EXERCISE INSTRUCTIONS |
Everything in the listing should be restated word for word.

---------- RECORD EXTRACTS ----------

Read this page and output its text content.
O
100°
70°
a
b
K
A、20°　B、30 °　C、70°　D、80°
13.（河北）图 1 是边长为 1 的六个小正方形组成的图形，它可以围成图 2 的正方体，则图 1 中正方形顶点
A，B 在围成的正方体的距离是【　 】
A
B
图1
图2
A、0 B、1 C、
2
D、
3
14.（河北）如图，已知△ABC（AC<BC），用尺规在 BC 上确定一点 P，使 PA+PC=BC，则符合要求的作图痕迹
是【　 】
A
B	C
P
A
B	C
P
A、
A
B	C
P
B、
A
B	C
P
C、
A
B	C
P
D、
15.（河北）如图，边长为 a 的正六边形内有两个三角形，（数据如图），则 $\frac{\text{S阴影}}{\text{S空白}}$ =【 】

----------

EXERCISE RESPONSE |
Read this page and output its text content.
O
100°
70°
a
b
K
A、20°　B、30 °　C、70°　D、80°
13.（河北）图 1 是边长为 1 的六个小正方形组成的图形，它可以围成图 2 的正方体，则图 1 中正方形顶点
A，B 在围成的正方体的距离是【　 】
A
B
图1
图2
A、0 B、1 C、
2
D、
3
14.（河北）如图，已知△ABC（AC<BC），用尺规在 BC 上确定一点 P，使 PA+PC=BC，则符合要求的作图痕迹
是【　 】
A
B	C
P
A
B	C
P
A、
A
B	C
P
B、
A
B	C
P
C、
A
B	C
P
D、
15.（河北）如图，边长为 a 的正六边形内有两个三角形，（数据如图），则 $\frac{\text{S阴影}}{\text{S空白}}$ =【 】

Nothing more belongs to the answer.